* **INPUT FOR THIS TASK**
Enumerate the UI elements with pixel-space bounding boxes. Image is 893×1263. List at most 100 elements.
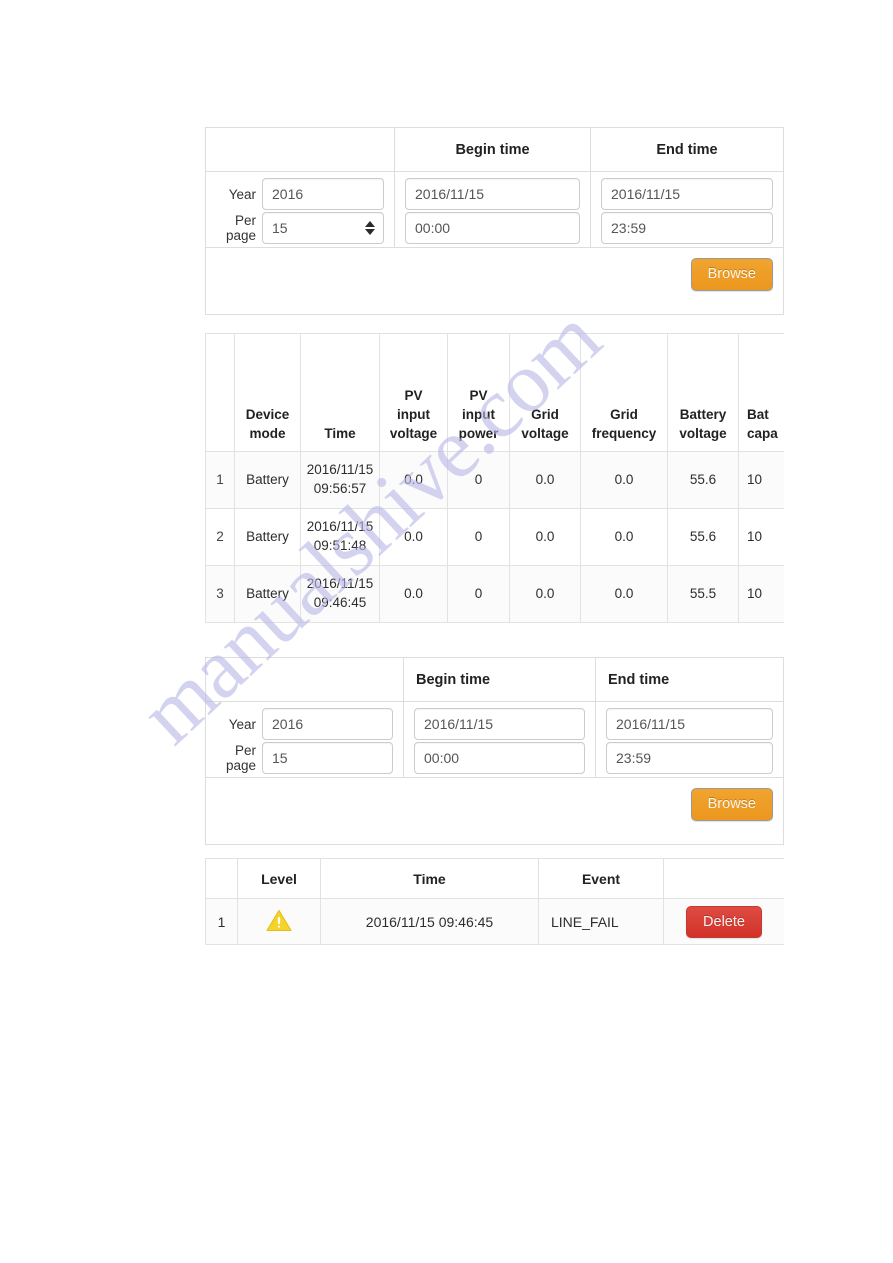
log-cell-device-mode: Battery xyxy=(234,451,301,509)
log-cell-time-date: 2016/11/15 xyxy=(306,462,374,477)
end-date-field-row: 2016/11/15 xyxy=(606,708,773,740)
search-form-bottom-header-end-time: End time xyxy=(595,658,783,701)
log-cell-device-mode: Battery xyxy=(234,508,301,566)
log-col-time: Time xyxy=(300,333,380,452)
search-form-top-header-row: Begin time End time xyxy=(206,128,783,172)
begin-time-value: 00:00 xyxy=(415,220,451,236)
begin-time-value: 00:00 xyxy=(424,750,460,766)
begin-time-input[interactable]: 00:00 xyxy=(414,742,585,774)
end-time-input[interactable]: 23:59 xyxy=(601,212,773,244)
log-col-grid-frequency-l1: Grid xyxy=(610,407,638,422)
search-form-top-header-blank xyxy=(206,128,394,171)
delete-button[interactable]: Delete xyxy=(686,905,762,938)
event-col-actions xyxy=(663,858,785,899)
log-col-pv-input-power-l2: input xyxy=(462,407,495,422)
log-col-pv-input-power-l3: power xyxy=(458,426,499,441)
warning-triangle-icon xyxy=(266,909,292,932)
table-row: 1 2016/11/15 09:46:45 LINE_FAIL Delete xyxy=(205,898,785,945)
per-page-label-line2: page xyxy=(225,758,256,773)
search-form-top-header-begin-time: Begin time xyxy=(394,128,590,171)
log-col-pv-input-voltage-l2: input xyxy=(397,407,430,422)
log-col-grid-voltage: Grid voltage xyxy=(509,333,581,452)
log-data-table-element: Device mode Time PV input voltage PV inp… xyxy=(205,333,811,623)
year-label: Year xyxy=(228,716,256,732)
event-cell-time: 2016/11/15 09:46:45 xyxy=(320,898,539,945)
year-input-value: 2016 xyxy=(272,716,304,732)
begin-date-value: 2016/11/15 xyxy=(415,186,485,202)
log-col-grid-frequency-l2: frequency xyxy=(591,426,657,441)
search-form-top-begin-cell: 2016/11/15 00:00 xyxy=(394,172,590,247)
per-page-label: Per page xyxy=(216,213,262,243)
per-page-label-line1: Per xyxy=(234,213,256,228)
log-col-grid-frequency: Grid frequency xyxy=(580,333,668,452)
year-field-row: Year 2016 xyxy=(216,708,393,740)
log-cell-index: 2 xyxy=(205,508,235,566)
log-table-header-row: Device mode Time PV input voltage PV inp… xyxy=(205,333,811,452)
page-right-margin xyxy=(784,0,893,1263)
year-field-row: Year 2016 xyxy=(216,178,384,210)
table-row: 2 Battery 2016/11/15 09:51:48 0.0 0 0.0 … xyxy=(205,508,811,566)
log-cell-grid-voltage: 0.0 xyxy=(509,451,581,509)
search-form-top-end-cell: 2016/11/15 23:59 xyxy=(590,172,783,247)
number-spinner-icon[interactable] xyxy=(365,221,375,235)
log-cell-time-date: 2016/11/15 xyxy=(306,519,374,534)
spinner-up-icon[interactable] xyxy=(365,221,375,227)
table-row: 3 Battery 2016/11/15 09:46:45 0.0 0 0.0 … xyxy=(205,565,811,623)
end-time-field-row: 23:59 xyxy=(601,212,773,244)
log-col-grid-voltage-l1: Grid xyxy=(531,407,559,422)
log-cell-index: 3 xyxy=(205,565,235,623)
end-date-value: 2016/11/15 xyxy=(611,186,681,202)
begin-date-value: 2016/11/15 xyxy=(424,716,494,732)
log-cell-grid-frequency: 0.0 xyxy=(580,508,668,566)
begin-date-field-row: 2016/11/15 xyxy=(414,708,585,740)
search-form-top-body-row: Year 2016 Per page 15 2016/11/15 00:00 2… xyxy=(206,172,783,248)
log-cell-pv-input-voltage: 0.0 xyxy=(379,451,448,509)
log-col-index xyxy=(205,333,235,452)
search-form-bottom-left-cell: Year 2016 Per page 15 xyxy=(206,702,403,777)
log-col-pv-input-power: PV input power xyxy=(447,333,510,452)
end-time-value: 23:59 xyxy=(611,220,647,236)
search-form-bottom-body-row: Year 2016 Per page 15 2016/11/15 00:00 2… xyxy=(206,702,783,778)
per-page-label: Per page xyxy=(216,743,262,773)
spinner-down-icon[interactable] xyxy=(365,229,375,235)
per-page-input[interactable]: 15 xyxy=(262,212,384,244)
log-cell-grid-frequency: 0.0 xyxy=(580,565,668,623)
event-log-table-element: Level Time Event 1 2016/11/15 09:46:45 L… xyxy=(205,858,785,945)
browse-button-top[interactable]: Browse xyxy=(690,257,773,291)
end-time-field-row: 23:59 xyxy=(606,742,773,774)
begin-date-input[interactable]: 2016/11/15 xyxy=(405,178,580,210)
log-col-battery-voltage-l2: voltage xyxy=(679,426,727,441)
per-page-field-row: Per page 15 xyxy=(216,742,393,774)
log-col-pv-input-power-l1: PV xyxy=(469,388,488,403)
year-input[interactable]: 2016 xyxy=(262,708,393,740)
year-input-value: 2016 xyxy=(272,186,304,202)
log-cell-time-clock: 09:56:57 xyxy=(313,481,367,496)
log-cell-battery-voltage: 55.6 xyxy=(667,451,739,509)
log-data-table: Device mode Time PV input voltage PV inp… xyxy=(205,333,811,623)
event-cell-event: LINE_FAIL xyxy=(538,898,664,945)
year-input[interactable]: 2016 xyxy=(262,178,384,210)
search-form-top-header-end-time: End time xyxy=(590,128,783,171)
table-row: 1 Battery 2016/11/15 09:56:57 0.0 0 0.0 … xyxy=(205,451,811,509)
begin-time-input[interactable]: 00:00 xyxy=(405,212,580,244)
browse-button-bottom[interactable]: Browse xyxy=(690,787,773,821)
log-col-device-mode: Device mode xyxy=(234,333,301,452)
per-page-input-value: 15 xyxy=(272,750,288,766)
search-form-top-left-cell: Year 2016 Per page 15 xyxy=(206,172,394,247)
end-date-input[interactable]: 2016/11/15 xyxy=(606,708,773,740)
per-page-label-line1: Per xyxy=(234,743,256,758)
begin-date-field-row: 2016/11/15 xyxy=(405,178,580,210)
per-page-input-value: 15 xyxy=(272,220,288,236)
log-cell-grid-frequency: 0.0 xyxy=(580,451,668,509)
begin-date-input[interactable]: 2016/11/15 xyxy=(414,708,585,740)
search-form-bottom-header-begin-time: Begin time xyxy=(403,658,595,701)
end-date-value: 2016/11/15 xyxy=(616,716,686,732)
end-time-input[interactable]: 23:59 xyxy=(606,742,773,774)
log-cell-grid-voltage: 0.0 xyxy=(509,565,581,623)
end-date-input[interactable]: 2016/11/15 xyxy=(601,178,773,210)
event-cell-actions: Delete xyxy=(663,898,785,945)
event-col-event: Event xyxy=(538,858,664,899)
event-cell-level xyxy=(237,898,321,945)
end-date-field-row: 2016/11/15 xyxy=(601,178,773,210)
per-page-input[interactable]: 15 xyxy=(262,742,393,774)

* **STATED TASK**
Please recast all of the data above as a JSON list of strings, with one string per line and blank lines omitted. Leave the pictures out of the answer.

* **THE REPLY**
[
  "Enumerate the UI elements with pixel-space bounding boxes. Image is 893×1263. List at most 100 elements.",
  "log-cell-device-mode: Battery xyxy=(234,451,301,509)",
  "log-cell-time-date: 2016/11/15 xyxy=(306,462,374,477)",
  "end-date-field-row: 2016/11/15 xyxy=(606,708,773,740)",
  "search-form-bottom-header-end-time: End time xyxy=(595,658,783,701)",
  "log-cell-device-mode: Battery xyxy=(234,508,301,566)",
  "log-col-time: Time xyxy=(300,333,380,452)",
  "search-form-top-header-row: Begin time End time xyxy=(206,128,783,172)",
  "begin-time-value: 00:00 xyxy=(415,220,451,236)",
  "begin-time-value: 00:00 xyxy=(424,750,460,766)",
  "begin-time-input[interactable]: 00:00 xyxy=(414,742,585,774)",
  "end-time-input[interactable]: 23:59 xyxy=(601,212,773,244)",
  "log-col-grid-frequency-l1: Grid xyxy=(610,407,638,422)",
  "search-form-top-header-blank xyxy=(206,128,394,171)",
  "delete-button[interactable]: Delete xyxy=(686,905,762,938)",
  "event-col-actions xyxy=(663,858,785,899)",
  "log-col-pv-input-power-l2: input xyxy=(462,407,495,422)",
  "log-col-pv-input-power-l3: power xyxy=(458,426,499,441)",
  "warning-triangle-icon xyxy=(266,909,292,932)",
  "table-row: 1 2016/11/15 09:46:45 LINE_FAIL Delete xyxy=(205,898,785,945)",
  "per-page-label-line2: page xyxy=(225,758,256,773)",
  "search-form-top-header-begin-time: Begin time xyxy=(394,128,590,171)",
  "log-col-pv-input-voltage-l2: input xyxy=(397,407,430,422)",
  "log-col-grid-voltage: Grid voltage xyxy=(509,333,581,452)",
  "log-data-table-element: Device mode Time PV input voltage PV inp… xyxy=(205,333,811,623)",
  "year-label: Year xyxy=(228,716,256,732)",
  "event-cell-time: 2016/11/15 09:46:45 xyxy=(320,898,539,945)",
  "year-input-value: 2016 xyxy=(272,716,304,732)",
  "begin-date-value: 2016/11/15 xyxy=(415,186,485,202)",
  "log-col-grid-frequency-l2: frequency xyxy=(591,426,657,441)",
  "search-form-top-begin-cell: 2016/11/15 00:00 xyxy=(394,172,590,247)",
  "per-page-label: Per page xyxy=(216,213,262,243)",
  "per-page-label-line1: Per xyxy=(234,213,256,228)",
  "log-col-grid-frequency: Grid frequency xyxy=(580,333,668,452)",
  "year-field-row: Year 2016 xyxy=(216,708,393,740)",
  "log-cell-index: 2 xyxy=(205,508,235,566)",
  "log-table-header-row: Device mode Time PV input voltage PV inp… xyxy=(205,333,811,452)",
  "page-right-margin xyxy=(784,0,893,1263)",
  "year-field-row: Year 2016 xyxy=(216,178,384,210)",
  "table-row: 2 Battery 2016/11/15 09:51:48 0.0 0 0.0 … xyxy=(205,508,811,566)",
  "log-cell-grid-voltage: 0.0 xyxy=(509,451,581,509)",
  "search-form-top-end-cell: 2016/11/15 23:59 xyxy=(590,172,783,247)",
  "number-spinner-icon[interactable] xyxy=(365,221,375,235)",
  "log-cell-time-date: 2016/11/15 xyxy=(306,519,374,534)",
  "spinner-up-icon[interactable] xyxy=(365,221,375,227)",
  "table-row: 3 Battery 2016/11/15 09:46:45 0.0 0 0.0 … xyxy=(205,565,811,623)",
  "end-time-field-row: 23:59 xyxy=(601,212,773,244)",
  "log-col-grid-voltage-l1: Grid xyxy=(531,407,559,422)",
  "log-cell-index: 3 xyxy=(205,565,235,623)",
  "end-date-value: 2016/11/15 xyxy=(611,186,681,202)",
  "begin-date-value: 2016/11/15 xyxy=(424,716,494,732)",
  "log-cell-grid-frequency: 0.0 xyxy=(580,508,668,566)",
  "begin-date-field-row: 2016/11/15 xyxy=(414,708,585,740)",
  "search-form-top-body-row: Year 2016 Per page 15 2016/11/15 00:00 2… xyxy=(206,172,783,248)",
  "log-cell-pv-input-voltage: 0.0 xyxy=(379,451,448,509)",
  "log-col-index xyxy=(205,333,235,452)",
  "search-form-bottom-left-cell: Year 2016 Per page 15 xyxy=(206,702,403,777)",
  "log-col-pv-input-power: PV input power xyxy=(447,333,510,452)",
  "end-time-value: 23:59 xyxy=(611,220,647,236)",
  "search-form-bottom-body-row: Year 2016 Per page 15 2016/11/15 00:00 2… xyxy=(206,702,783,778)",
  "per-page-label: Per page xyxy=(216,743,262,773)",
  "spinner-down-icon[interactable] xyxy=(365,229,375,235)",
  "per-page-input[interactable]: 15 xyxy=(262,212,384,244)",
  "log-cell-grid-frequency: 0.0 xyxy=(580,565,668,623)",
  "event-log-table-element: Level Time Event 1 2016/11/15 09:46:45 L… xyxy=(205,858,785,945)",
  "browse-button-top[interactable]: Browse xyxy=(690,257,773,291)",
  "end-time-field-row: 23:59 xyxy=(606,742,773,774)",
  "begin-date-input[interactable]: 2016/11/15 xyxy=(405,178,580,210)",
  "log-col-battery-voltage-l2: voltage xyxy=(679,426,727,441)",
  "per-page-field-row: Per page 15 xyxy=(216,742,393,774)",
  "log-col-pv-input-power-l1: PV xyxy=(469,388,488,403)",
  "year-input[interactable]: 2016 xyxy=(262,708,393,740)",
  "year-input-value: 2016 xyxy=(272,186,304,202)",
  "log-cell-time-clock: 09:56:57 xyxy=(313,481,367,496)",
  "log-cell-battery-voltage: 55.6 xyxy=(667,451,739,509)",
  "log-data-table: Device mode Time PV input voltage PV inp… xyxy=(205,333,811,623)",
  "event-cell-event: LINE_FAIL xyxy=(538,898,664,945)",
  "year-input[interactable]: 2016 xyxy=(262,178,384,210)",
  "search-form-top-header-end-time: End time xyxy=(590,128,783,171)",
  "table-row: 1 Battery 2016/11/15 09:56:57 0.0 0 0.0 … xyxy=(205,451,811,509)",
  "begin-time-input[interactable]: 00:00 xyxy=(405,212,580,244)",
  "browse-button-bottom[interactable]: Browse xyxy=(690,787,773,821)",
  "log-col-device-mode: Device mode xyxy=(234,333,301,452)",
  "per-page-input-value: 15 xyxy=(272,750,288,766)",
  "search-form-top-left-cell: Year 2016 Per page 15 xyxy=(206,172,394,247)",
  "end-date-input[interactable]: 2016/11/15 xyxy=(606,708,773,740)",
  "per-page-label-line1: Per xyxy=(234,743,256,758)",
  "begin-date-field-row: 2016/11/15 xyxy=(405,178,580,210)",
  "per-page-input-value: 15 xyxy=(272,220,288,236)",
  "log-cell-grid-frequency: 0.0 xyxy=(580,451,668,509)",
  "begin-date-input[interactable]: 2016/11/15 xyxy=(414,708,585,740)",
  "search-form-bottom-header-begin-time: Begin time xyxy=(403,658,595,701)",
  "end-date-value: 2016/11/15 xyxy=(616,716,686,732)",
  "end-time-input[interactable]: 23:59 xyxy=(606,742,773,774)",
  "log-cell-grid-voltage: 0.0 xyxy=(509,565,581,623)",
  "end-date-input[interactable]: 2016/11/15 xyxy=(601,178,773,210)",
  "event-cell-actions: Delete xyxy=(663,898,785,945)",
  "event-col-event: Event xyxy=(538,858,664,899)",
  "event-cell-level xyxy=(237,898,321,945)",
  "end-date-field-row: 2016/11/15 xyxy=(601,178,773,210)",
  "per-page-input[interactable]: 15 xyxy=(262,742,393,774)"
]